> _Task inputs_
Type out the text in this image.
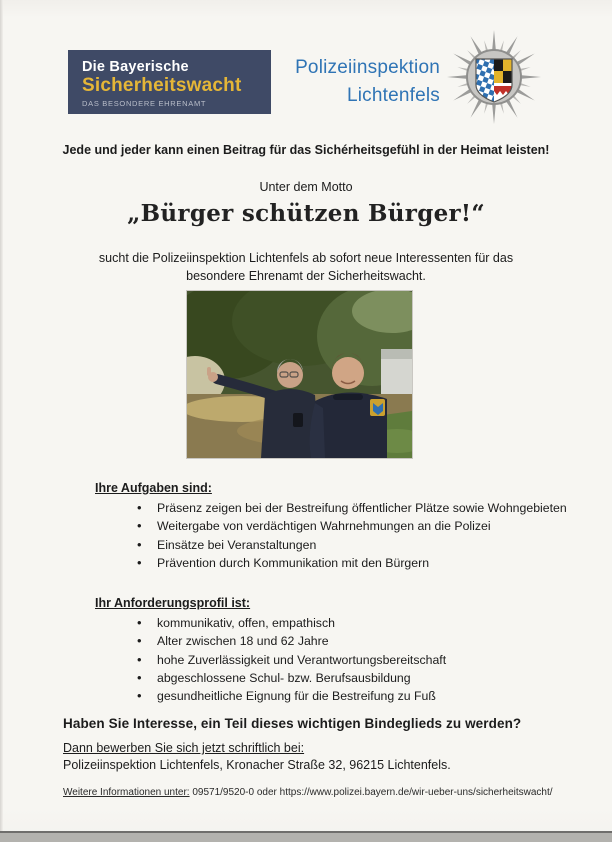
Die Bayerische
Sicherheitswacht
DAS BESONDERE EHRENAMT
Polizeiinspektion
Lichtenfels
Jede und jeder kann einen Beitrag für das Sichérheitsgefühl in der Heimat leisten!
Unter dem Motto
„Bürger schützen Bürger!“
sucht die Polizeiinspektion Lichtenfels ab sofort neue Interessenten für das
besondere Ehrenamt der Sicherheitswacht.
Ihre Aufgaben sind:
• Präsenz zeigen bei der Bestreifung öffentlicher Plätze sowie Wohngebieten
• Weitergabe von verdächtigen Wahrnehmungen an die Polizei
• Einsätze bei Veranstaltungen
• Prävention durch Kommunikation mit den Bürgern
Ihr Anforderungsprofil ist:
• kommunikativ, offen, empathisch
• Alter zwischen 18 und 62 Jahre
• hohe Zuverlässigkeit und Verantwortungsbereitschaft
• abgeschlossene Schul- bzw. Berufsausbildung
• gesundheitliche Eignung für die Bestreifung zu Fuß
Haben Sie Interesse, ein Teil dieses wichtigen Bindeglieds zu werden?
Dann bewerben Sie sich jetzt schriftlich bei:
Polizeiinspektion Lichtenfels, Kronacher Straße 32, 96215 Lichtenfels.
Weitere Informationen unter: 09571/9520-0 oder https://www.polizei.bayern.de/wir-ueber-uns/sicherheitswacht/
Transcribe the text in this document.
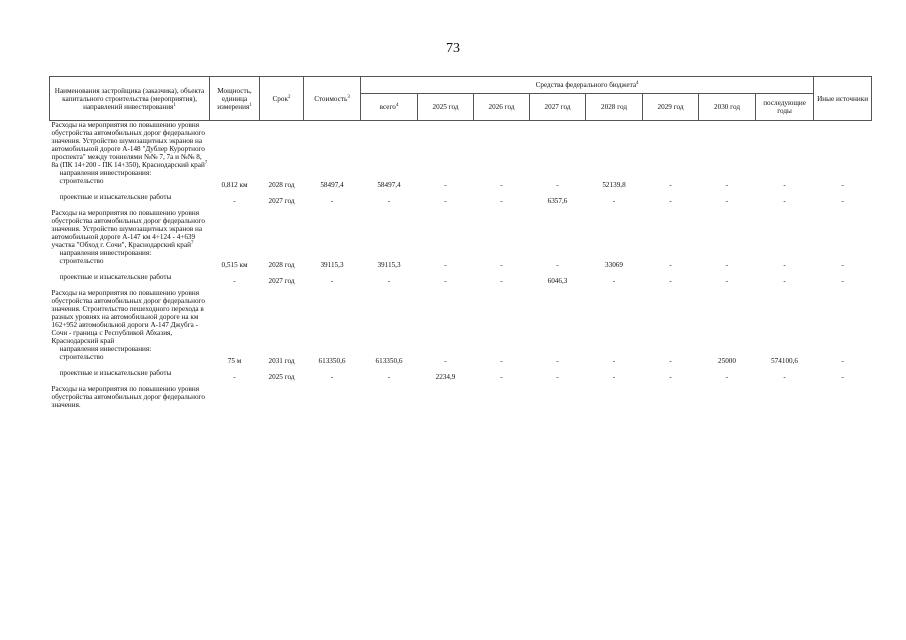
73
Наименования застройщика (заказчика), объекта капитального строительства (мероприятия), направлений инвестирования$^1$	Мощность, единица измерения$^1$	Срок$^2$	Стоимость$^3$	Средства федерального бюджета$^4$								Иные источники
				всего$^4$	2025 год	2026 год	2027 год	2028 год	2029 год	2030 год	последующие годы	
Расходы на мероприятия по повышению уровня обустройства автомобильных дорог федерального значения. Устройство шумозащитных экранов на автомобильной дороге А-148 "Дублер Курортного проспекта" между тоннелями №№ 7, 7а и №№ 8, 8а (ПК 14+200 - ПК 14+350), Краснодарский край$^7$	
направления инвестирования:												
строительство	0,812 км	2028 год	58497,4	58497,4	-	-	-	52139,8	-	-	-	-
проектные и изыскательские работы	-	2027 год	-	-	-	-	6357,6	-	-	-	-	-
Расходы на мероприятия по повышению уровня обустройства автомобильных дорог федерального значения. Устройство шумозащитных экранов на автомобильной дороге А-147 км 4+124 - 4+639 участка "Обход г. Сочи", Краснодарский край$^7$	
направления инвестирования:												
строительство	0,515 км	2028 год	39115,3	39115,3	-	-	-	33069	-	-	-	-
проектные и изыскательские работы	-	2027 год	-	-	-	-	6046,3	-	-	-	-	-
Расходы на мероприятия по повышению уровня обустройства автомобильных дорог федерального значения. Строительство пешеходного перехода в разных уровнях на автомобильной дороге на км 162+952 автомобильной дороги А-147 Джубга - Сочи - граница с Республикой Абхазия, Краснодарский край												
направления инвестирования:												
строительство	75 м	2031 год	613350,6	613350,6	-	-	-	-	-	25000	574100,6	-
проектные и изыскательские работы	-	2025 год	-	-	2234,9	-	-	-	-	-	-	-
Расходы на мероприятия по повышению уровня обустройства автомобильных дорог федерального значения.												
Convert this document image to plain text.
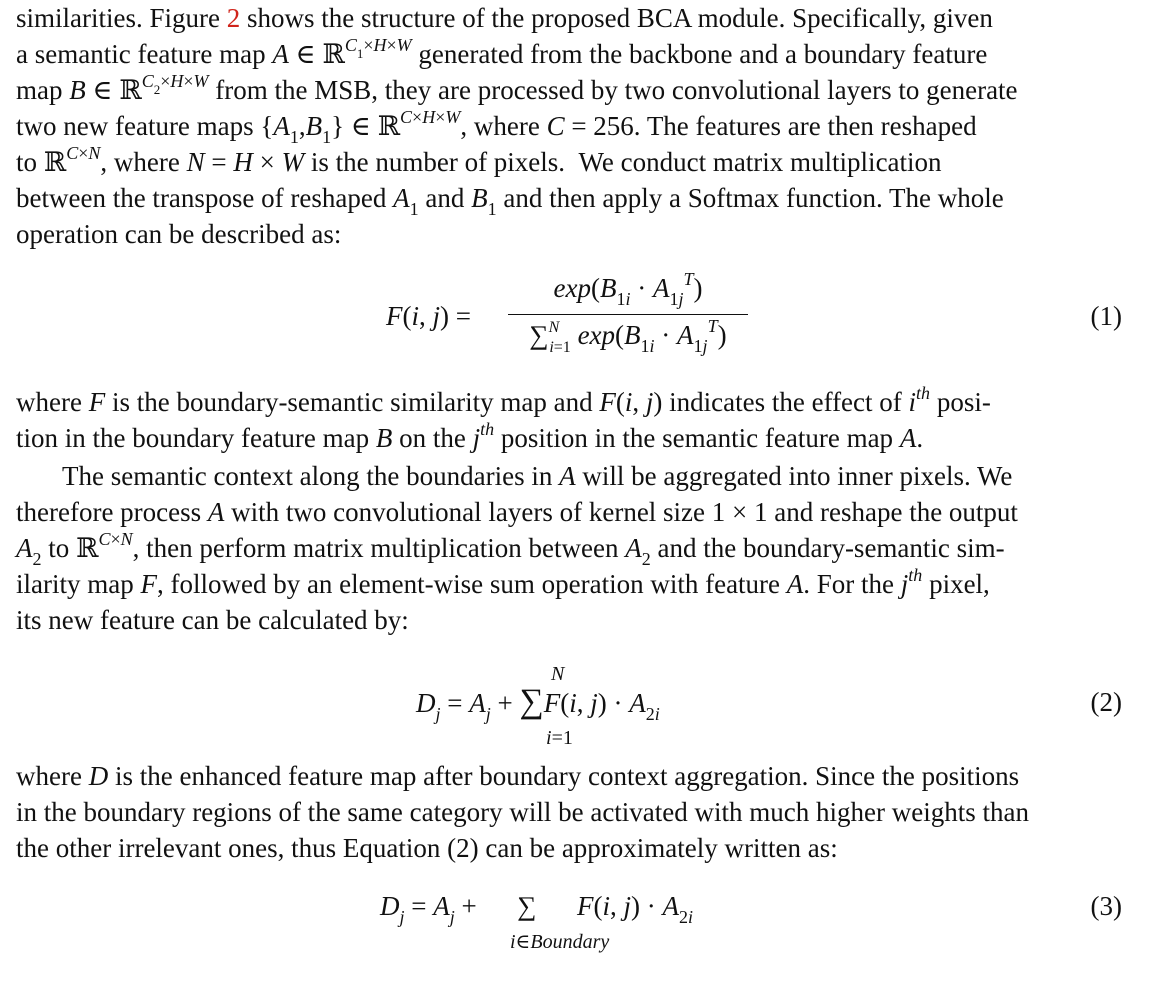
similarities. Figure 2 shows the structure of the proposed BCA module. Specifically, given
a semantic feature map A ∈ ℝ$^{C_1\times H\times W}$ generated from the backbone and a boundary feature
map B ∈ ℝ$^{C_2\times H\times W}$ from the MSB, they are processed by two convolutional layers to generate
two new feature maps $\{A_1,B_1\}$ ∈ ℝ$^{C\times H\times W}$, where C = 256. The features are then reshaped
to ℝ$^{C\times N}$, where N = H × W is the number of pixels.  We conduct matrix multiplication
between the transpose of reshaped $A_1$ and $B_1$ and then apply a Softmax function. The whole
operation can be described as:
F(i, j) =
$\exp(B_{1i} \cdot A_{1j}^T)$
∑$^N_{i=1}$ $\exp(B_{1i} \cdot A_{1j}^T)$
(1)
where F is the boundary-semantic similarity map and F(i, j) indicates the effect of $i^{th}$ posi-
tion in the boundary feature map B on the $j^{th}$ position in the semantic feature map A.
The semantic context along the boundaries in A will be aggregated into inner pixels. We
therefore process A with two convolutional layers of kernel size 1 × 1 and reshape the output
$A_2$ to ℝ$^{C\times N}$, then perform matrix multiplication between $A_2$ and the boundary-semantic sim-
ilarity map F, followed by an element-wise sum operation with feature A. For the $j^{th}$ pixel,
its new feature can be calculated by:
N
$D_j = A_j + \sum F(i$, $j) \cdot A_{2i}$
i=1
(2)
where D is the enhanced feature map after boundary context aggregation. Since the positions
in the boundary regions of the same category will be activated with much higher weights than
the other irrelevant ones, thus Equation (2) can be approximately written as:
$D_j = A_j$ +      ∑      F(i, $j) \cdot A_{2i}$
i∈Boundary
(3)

> _Work required_
Set the listing down in full and exactly. Pictures within it should not appear in the copy.

> _Written answer_
Type out the text in this image.
Die Bayerische
Sicherheitswacht
DAS BESONDERE EHRENAMT
Polizeiinspektion
Lichtenfels
Jede und jeder kann einen Beitrag für das Sichérheitsgefühl in der Heimat leisten!
Unter dem Motto
„Bürger schützen Bürger!“
sucht die Polizeiinspektion Lichtenfels ab sofort neue Interessenten für das
besondere Ehrenamt der Sicherheitswacht.
Ihre Aufgaben sind:
• Präsenz zeigen bei der Bestreifung öffentlicher Plätze sowie Wohngebieten
• Weitergabe von verdächtigen Wahrnehmungen an die Polizei
• Einsätze bei Veranstaltungen
• Prävention durch Kommunikation mit den Bürgern
Ihr Anforderungsprofil ist:
• kommunikativ, offen, empathisch
• Alter zwischen 18 und 62 Jahre
• hohe Zuverlässigkeit und Verantwortungsbereitschaft
• abgeschlossene Schul- bzw. Berufsausbildung
• gesundheitliche Eignung für die Bestreifung zu Fuß
Haben Sie Interesse, ein Teil dieses wichtigen Bindeglieds zu werden?
Dann bewerben Sie sich jetzt schriftlich bei:
Polizeiinspektion Lichtenfels, Kronacher Straße 32, 96215 Lichtenfels.
Weitere Informationen unter: 09571/9520-0 oder https://www.polizei.bayern.de/wir-ueber-uns/sicherheitswacht/
Transcribe the text in this document.
73
Наименования застройщика (заказчика), объекта капитального строительства (мероприятия), направлений инвестирования$^1$	Мощность, единица измерения$^1$	Срок$^2$	Стоимость$^3$	Средства федерального бюджета$^4$								Иные источники
				всего$^4$	2025 год	2026 год	2027 год	2028 год	2029 год	2030 год	последующие годы	
Расходы на мероприятия по повышению уровня обустройства автомобильных дорог федерального значения. Устройство шумозащитных экранов на автомобильной дороге А-148 "Дублер Курортного проспекта" между тоннелями №№ 7, 7а и №№ 8, 8а (ПК 14+200 - ПК 14+350), Краснодарский край$^7$	
направления инвестирования:												
строительство	0,812 км	2028 год	58497,4	58497,4	-	-	-	52139,8	-	-	-	-
проектные и изыскательские работы	-	2027 год	-	-	-	-	6357,6	-	-	-	-	-
Расходы на мероприятия по повышению уровня обустройства автомобильных дорог федерального значения. Устройство шумозащитных экранов на автомобильной дороге А-147 км 4+124 - 4+639 участка "Обход г. Сочи", Краснодарский край$^7$	
направления инвестирования:												
строительство	0,515 км	2028 год	39115,3	39115,3	-	-	-	33069	-	-	-	-
проектные и изыскательские работы	-	2027 год	-	-	-	-	6046,3	-	-	-	-	-
Расходы на мероприятия по повышению уровня обустройства автомобильных дорог федерального значения. Строительство пешеходного перехода в разных уровнях на автомобильной дороге на км 162+952 автомобильной дороги А-147 Джубга - Сочи - граница с Республикой Абхазия, Краснодарский край												
направления инвестирования:												
строительство	75 м	2031 год	613350,6	613350,6	-	-	-	-	-	25000	574100,6	-
проектные и изыскательские работы	-	2025 год	-	-	2234,9	-	-	-	-	-	-	-
Расходы на мероприятия по повышению уровня обустройства автомобильных дорог федерального значения.												
Convert this document image to plain text.
similarities. Figure 2 shows the structure of the proposed BCA module. Specifically, given
a semantic feature map A ∈ ℝ$^{C_1\times H\times W}$ generated from the backbone and a boundary feature
map B ∈ ℝ$^{C_2\times H\times W}$ from the MSB, they are processed by two convolutional layers to generate
two new feature maps $\{A_1,B_1\}$ ∈ ℝ$^{C\times H\times W}$, where C = 256. The features are then reshaped
to ℝ$^{C\times N}$, where N = H × W is the number of pixels.  We conduct matrix multiplication
between the transpose of reshaped $A_1$ and $B_1$ and then apply a Softmax function. The whole
operation can be described as:
F(i, j) =
$\exp(B_{1i} \cdot A_{1j}^T)$
∑$^N_{i=1}$ $\exp(B_{1i} \cdot A_{1j}^T)$
(1)
where F is the boundary-semantic similarity map and F(i, j) indicates the effect of $i^{th}$ posi-
tion in the boundary feature map B on the $j^{th}$ position in the semantic feature map A.
The semantic context along the boundaries in A will be aggregated into inner pixels. We
therefore process A with two convolutional layers of kernel size 1 × 1 and reshape the output
$A_2$ to ℝ$^{C\times N}$, then perform matrix multiplication between $A_2$ and the boundary-semantic sim-
ilarity map F, followed by an element-wise sum operation with feature A. For the $j^{th}$ pixel,
its new feature can be calculated by:
N
$D_j = A_j + \sum F(i$, $j) \cdot A_{2i}$
i=1
(2)
where D is the enhanced feature map after boundary context aggregation. Since the positions
in the boundary regions of the same category will be activated with much higher weights than
the other irrelevant ones, thus Equation (2) can be approximately written as:
$D_j = A_j$ +      ∑      F(i, $j) \cdot A_{2i}$
i∈Boundary
(3)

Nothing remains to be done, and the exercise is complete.